• **Objective**: Please copy all the lines that follow, word for word.

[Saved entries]
____

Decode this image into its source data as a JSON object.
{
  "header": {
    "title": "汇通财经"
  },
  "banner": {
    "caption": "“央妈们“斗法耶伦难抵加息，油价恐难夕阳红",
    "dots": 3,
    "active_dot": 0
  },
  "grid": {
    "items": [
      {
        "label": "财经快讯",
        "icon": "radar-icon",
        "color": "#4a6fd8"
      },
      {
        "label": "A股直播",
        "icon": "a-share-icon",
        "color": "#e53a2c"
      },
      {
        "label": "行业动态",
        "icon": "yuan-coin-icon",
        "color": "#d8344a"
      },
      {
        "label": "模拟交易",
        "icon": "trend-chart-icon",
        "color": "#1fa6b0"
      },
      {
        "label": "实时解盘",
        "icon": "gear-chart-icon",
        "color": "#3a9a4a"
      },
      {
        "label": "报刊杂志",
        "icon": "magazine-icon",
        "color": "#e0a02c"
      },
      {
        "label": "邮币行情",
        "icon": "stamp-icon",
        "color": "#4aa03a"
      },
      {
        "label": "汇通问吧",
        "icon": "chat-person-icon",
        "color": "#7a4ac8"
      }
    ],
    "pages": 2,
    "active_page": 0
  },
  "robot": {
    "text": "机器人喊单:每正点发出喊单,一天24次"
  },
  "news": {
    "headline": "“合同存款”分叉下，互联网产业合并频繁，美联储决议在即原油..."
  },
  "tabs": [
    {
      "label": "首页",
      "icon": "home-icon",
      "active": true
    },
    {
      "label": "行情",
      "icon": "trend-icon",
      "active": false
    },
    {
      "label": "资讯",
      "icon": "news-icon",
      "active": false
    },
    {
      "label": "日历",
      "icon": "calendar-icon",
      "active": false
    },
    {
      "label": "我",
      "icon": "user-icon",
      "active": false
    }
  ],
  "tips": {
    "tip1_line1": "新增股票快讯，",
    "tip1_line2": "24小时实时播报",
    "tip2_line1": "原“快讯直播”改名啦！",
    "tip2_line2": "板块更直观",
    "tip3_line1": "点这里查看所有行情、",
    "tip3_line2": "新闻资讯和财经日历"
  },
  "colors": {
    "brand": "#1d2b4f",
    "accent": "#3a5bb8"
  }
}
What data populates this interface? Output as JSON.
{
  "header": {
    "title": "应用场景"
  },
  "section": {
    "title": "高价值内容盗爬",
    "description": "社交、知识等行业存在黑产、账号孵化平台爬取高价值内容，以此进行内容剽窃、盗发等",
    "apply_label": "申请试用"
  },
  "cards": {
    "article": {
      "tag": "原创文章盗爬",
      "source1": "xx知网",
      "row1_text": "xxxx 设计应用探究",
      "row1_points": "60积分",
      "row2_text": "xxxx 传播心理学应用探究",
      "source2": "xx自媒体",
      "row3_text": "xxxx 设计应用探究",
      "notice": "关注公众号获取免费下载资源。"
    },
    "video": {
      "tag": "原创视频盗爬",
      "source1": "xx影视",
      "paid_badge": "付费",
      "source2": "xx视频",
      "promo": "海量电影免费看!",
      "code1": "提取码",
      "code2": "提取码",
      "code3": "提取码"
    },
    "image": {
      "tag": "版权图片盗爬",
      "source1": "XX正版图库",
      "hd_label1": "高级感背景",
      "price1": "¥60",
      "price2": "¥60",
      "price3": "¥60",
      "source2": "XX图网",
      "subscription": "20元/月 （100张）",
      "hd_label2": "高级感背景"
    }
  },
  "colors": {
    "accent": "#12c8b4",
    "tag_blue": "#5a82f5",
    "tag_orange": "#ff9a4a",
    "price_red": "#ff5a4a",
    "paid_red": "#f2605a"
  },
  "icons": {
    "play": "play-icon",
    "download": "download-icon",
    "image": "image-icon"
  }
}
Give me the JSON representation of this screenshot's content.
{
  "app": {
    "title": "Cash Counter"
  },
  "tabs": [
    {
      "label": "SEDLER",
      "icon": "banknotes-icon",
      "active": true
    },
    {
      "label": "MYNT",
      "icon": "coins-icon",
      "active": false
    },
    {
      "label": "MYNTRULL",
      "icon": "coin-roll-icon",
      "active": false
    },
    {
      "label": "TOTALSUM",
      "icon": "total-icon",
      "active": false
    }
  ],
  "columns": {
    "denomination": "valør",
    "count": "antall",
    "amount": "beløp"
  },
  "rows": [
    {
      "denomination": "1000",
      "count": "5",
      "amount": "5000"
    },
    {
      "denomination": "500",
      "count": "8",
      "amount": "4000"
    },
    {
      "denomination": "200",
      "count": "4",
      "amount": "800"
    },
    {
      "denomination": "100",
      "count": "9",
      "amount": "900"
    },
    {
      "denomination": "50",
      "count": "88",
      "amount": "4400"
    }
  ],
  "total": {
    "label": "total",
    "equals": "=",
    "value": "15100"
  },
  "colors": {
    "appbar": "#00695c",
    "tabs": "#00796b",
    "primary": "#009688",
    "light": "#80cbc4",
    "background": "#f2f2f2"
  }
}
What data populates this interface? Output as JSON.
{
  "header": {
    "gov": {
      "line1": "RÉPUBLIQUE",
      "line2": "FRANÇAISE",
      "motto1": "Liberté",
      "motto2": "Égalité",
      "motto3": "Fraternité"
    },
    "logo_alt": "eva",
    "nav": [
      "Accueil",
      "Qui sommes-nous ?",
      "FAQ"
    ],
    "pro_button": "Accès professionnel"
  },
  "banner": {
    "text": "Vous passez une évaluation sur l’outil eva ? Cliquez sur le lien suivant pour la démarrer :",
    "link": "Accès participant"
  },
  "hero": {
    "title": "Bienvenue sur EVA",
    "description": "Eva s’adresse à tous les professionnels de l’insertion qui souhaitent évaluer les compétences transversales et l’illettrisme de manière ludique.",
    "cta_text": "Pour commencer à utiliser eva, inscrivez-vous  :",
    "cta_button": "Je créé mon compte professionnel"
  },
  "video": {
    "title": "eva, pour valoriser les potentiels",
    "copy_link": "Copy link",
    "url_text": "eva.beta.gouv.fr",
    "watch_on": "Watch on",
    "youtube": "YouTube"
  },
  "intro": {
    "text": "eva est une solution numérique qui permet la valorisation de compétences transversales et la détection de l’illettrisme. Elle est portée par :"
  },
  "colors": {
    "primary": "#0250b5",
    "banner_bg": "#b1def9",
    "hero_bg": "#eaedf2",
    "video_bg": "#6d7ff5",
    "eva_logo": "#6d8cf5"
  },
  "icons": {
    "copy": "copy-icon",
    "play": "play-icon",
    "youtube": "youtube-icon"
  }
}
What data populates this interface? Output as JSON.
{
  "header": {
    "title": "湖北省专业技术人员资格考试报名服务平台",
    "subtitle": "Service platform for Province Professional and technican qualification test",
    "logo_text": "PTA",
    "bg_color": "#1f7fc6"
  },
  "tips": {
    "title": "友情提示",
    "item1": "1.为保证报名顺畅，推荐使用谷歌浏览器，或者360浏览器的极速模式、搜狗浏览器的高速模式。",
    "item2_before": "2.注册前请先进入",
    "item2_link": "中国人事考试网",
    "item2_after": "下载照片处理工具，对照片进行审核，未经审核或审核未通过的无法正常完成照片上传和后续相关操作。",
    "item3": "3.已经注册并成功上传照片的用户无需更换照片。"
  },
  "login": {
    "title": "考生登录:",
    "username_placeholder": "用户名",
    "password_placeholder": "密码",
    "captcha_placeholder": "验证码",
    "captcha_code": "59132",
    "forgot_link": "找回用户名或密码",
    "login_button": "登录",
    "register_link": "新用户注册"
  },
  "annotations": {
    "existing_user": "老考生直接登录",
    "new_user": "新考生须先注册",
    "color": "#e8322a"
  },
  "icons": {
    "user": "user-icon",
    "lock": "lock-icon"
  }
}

____

• **Expected answer**:
Decode this image into its source data as a JSON object.
{
  "header": {
    "title": "汇通财经"
  },
  "banner": {
    "caption": "“央妈们“斗法耶伦难抵加息，油价恐难夕阳红",
    "dots": 3,
    "active_dot": 0
  },
  "grid": {
    "items": [
      {
        "label": "财经快讯",
        "icon": "radar-icon",
        "color": "#4a6fd8"
      },
      {
        "label": "A股直播",
        "icon": "a-share-icon",
        "color": "#e53a2c"
      },
      {
        "label": "行业动态",
        "icon": "yuan-coin-icon",
        "color": "#d8344a"
      },
      {
        "label": "模拟交易",
        "icon": "trend-chart-icon",
        "color": "#1fa6b0"
      },
      {
        "label": "实时解盘",
        "icon": "gear-chart-icon",
        "color": "#3a9a4a"
      },
      {
        "label": "报刊杂志",
        "icon": "magazine-icon",
        "color": "#e0a02c"
      },
      {
        "label": "邮币行情",
        "icon": "stamp-icon",
        "color": "#4aa03a"
      },
      {
        "label": "汇通问吧",
        "icon": "chat-person-icon",
        "color": "#7a4ac8"
      }
    ],
    "pages": 2,
    "active_page": 0
  },
  "robot": {
    "text": "机器人喊单:每正点发出喊单,一天24次"
  },
  "news": {
    "headline": "“合同存款”分叉下，互联网产业合并频繁，美联储决议在即原油..."
  },
  "tabs": [
    {
      "label": "首页",
      "icon": "home-icon",
      "active": true
    },
    {
      "label": "行情",
      "icon": "trend-icon",
      "active": false
    },
    {
      "label": "资讯",
      "icon": "news-icon",
      "active": false
    },
    {
      "label": "日历",
      "icon": "calendar-icon",
      "active": false
    },
    {
      "label": "我",
      "icon": "user-icon",
      "active": false
    }
  ],
  "tips": {
    "tip1_line1": "新增股票快讯，",
    "tip1_line2": "24小时实时播报",
    "tip2_line1": "原“快讯直播”改名啦！",
    "tip2_line2": "板块更直观",
    "tip3_line1": "点这里查看所有行情、",
    "tip3_line2": "新闻资讯和财经日历"
  },
  "colors": {
    "brand": "#1d2b4f",
    "accent": "#3a5bb8"
  }
}
What data populates this interface? Output as JSON.
{
  "header": {
    "title": "应用场景"
  },
  "section": {
    "title": "高价值内容盗爬",
    "description": "社交、知识等行业存在黑产、账号孵化平台爬取高价值内容，以此进行内容剽窃、盗发等",
    "apply_label": "申请试用"
  },
  "cards": {
    "article": {
      "tag": "原创文章盗爬",
      "source1": "xx知网",
      "row1_text": "xxxx 设计应用探究",
      "row1_points": "60积分",
      "row2_text": "xxxx 传播心理学应用探究",
      "source2": "xx自媒体",
      "row3_text": "xxxx 设计应用探究",
      "notice": "关注公众号获取免费下载资源。"
    },
    "video": {
      "tag": "原创视频盗爬",
      "source1": "xx影视",
      "paid_badge": "付费",
      "source2": "xx视频",
      "promo": "海量电影免费看!",
      "code1": "提取码",
      "code2": "提取码",
      "code3": "提取码"
    },
    "image": {
      "tag": "版权图片盗爬",
      "source1": "XX正版图库",
      "hd_label1": "高级感背景",
      "price1": "¥60",
      "price2": "¥60",
      "price3": "¥60",
      "source2": "XX图网",
      "subscription": "20元/月 （100张）",
      "hd_label2": "高级感背景"
    }
  },
  "colors": {
    "accent": "#12c8b4",
    "tag_blue": "#5a82f5",
    "tag_orange": "#ff9a4a",
    "price_red": "#ff5a4a",
    "paid_red": "#f2605a"
  },
  "icons": {
    "play": "play-icon",
    "download": "download-icon",
    "image": "image-icon"
  }
}
Give me the JSON representation of this screenshot's content.
{
  "app": {
    "title": "Cash Counter"
  },
  "tabs": [
    {
      "label": "SEDLER",
      "icon": "banknotes-icon",
      "active": true
    },
    {
      "label": "MYNT",
      "icon": "coins-icon",
      "active": false
    },
    {
      "label": "MYNTRULL",
      "icon": "coin-roll-icon",
      "active": false
    },
    {
      "label": "TOTALSUM",
      "icon": "total-icon",
      "active": false
    }
  ],
  "columns": {
    "denomination": "valør",
    "count": "antall",
    "amount": "beløp"
  },
  "rows": [
    {
      "denomination": "1000",
      "count": "5",
      "amount": "5000"
    },
    {
      "denomination": "500",
      "count": "8",
      "amount": "4000"
    },
    {
      "denomination": "200",
      "count": "4",
      "amount": "800"
    },
    {
      "denomination": "100",
      "count": "9",
      "amount": "900"
    },
    {
      "denomination": "50",
      "count": "88",
      "amount": "4400"
    }
  ],
  "total": {
    "label": "total",
    "equals": "=",
    "value": "15100"
  },
  "colors": {
    "appbar": "#00695c",
    "tabs": "#00796b",
    "primary": "#009688",
    "light": "#80cbc4",
    "background": "#f2f2f2"
  }
}
What data populates this interface? Output as JSON.
{
  "header": {
    "gov": {
      "line1": "RÉPUBLIQUE",
      "line2": "FRANÇAISE",
      "motto1": "Liberté",
      "motto2": "Égalité",
      "motto3": "Fraternité"
    },
    "logo_alt": "eva",
    "nav": [
      "Accueil",
      "Qui sommes-nous ?",
      "FAQ"
    ],
    "pro_button": "Accès professionnel"
  },
  "banner": {
    "text": "Vous passez une évaluation sur l’outil eva ? Cliquez sur le lien suivant pour la démarrer :",
    "link": "Accès participant"
  },
  "hero": {
    "title": "Bienvenue sur EVA",
    "description": "Eva s’adresse à tous les professionnels de l’insertion qui souhaitent évaluer les compétences transversales et l’illettrisme de manière ludique.",
    "cta_text": "Pour commencer à utiliser eva, inscrivez-vous  :",
    "cta_button": "Je créé mon compte professionnel"
  },
  "video": {
    "title": "eva, pour valoriser les potentiels",
    "copy_link": "Copy link",
    "url_text": "eva.beta.gouv.fr",
    "watch_on": "Watch on",
    "youtube": "YouTube"
  },
  "intro": {
    "text": "eva est une solution numérique qui permet la valorisation de compétences transversales et la détection de l’illettrisme. Elle est portée par :"
  },
  "colors": {
    "primary": "#0250b5",
    "banner_bg": "#b1def9",
    "hero_bg": "#eaedf2",
    "video_bg": "#6d7ff5",
    "eva_logo": "#6d8cf5"
  },
  "icons": {
    "copy": "copy-icon",
    "play": "play-icon",
    "youtube": "youtube-icon"
  }
}
What data populates this interface? Output as JSON.
{
  "header": {
    "title": "湖北省专业技术人员资格考试报名服务平台",
    "subtitle": "Service platform for Province Professional and technican qualification test",
    "logo_text": "PTA",
    "bg_color": "#1f7fc6"
  },
  "tips": {
    "title": "友情提示",
    "item1": "1.为保证报名顺畅，推荐使用谷歌浏览器，或者360浏览器的极速模式、搜狗浏览器的高速模式。",
    "item2_before": "2.注册前请先进入",
    "item2_link": "中国人事考试网",
    "item2_after": "下载照片处理工具，对照片进行审核，未经审核或审核未通过的无法正常完成照片上传和后续相关操作。",
    "item3": "3.已经注册并成功上传照片的用户无需更换照片。"
  },
  "login": {
    "title": "考生登录:",
    "username_placeholder": "用户名",
    "password_placeholder": "密码",
    "captcha_placeholder": "验证码",
    "captcha_code": "59132",
    "forgot_link": "找回用户名或密码",
    "login_button": "登录",
    "register_link": "新用户注册"
  },
  "annotations": {
    "existing_user": "老考生直接登录",
    "new_user": "新考生须先注册",
    "color": "#e8322a"
  },
  "icons": {
    "user": "user-icon",
    "lock": "lock-icon"
  }
}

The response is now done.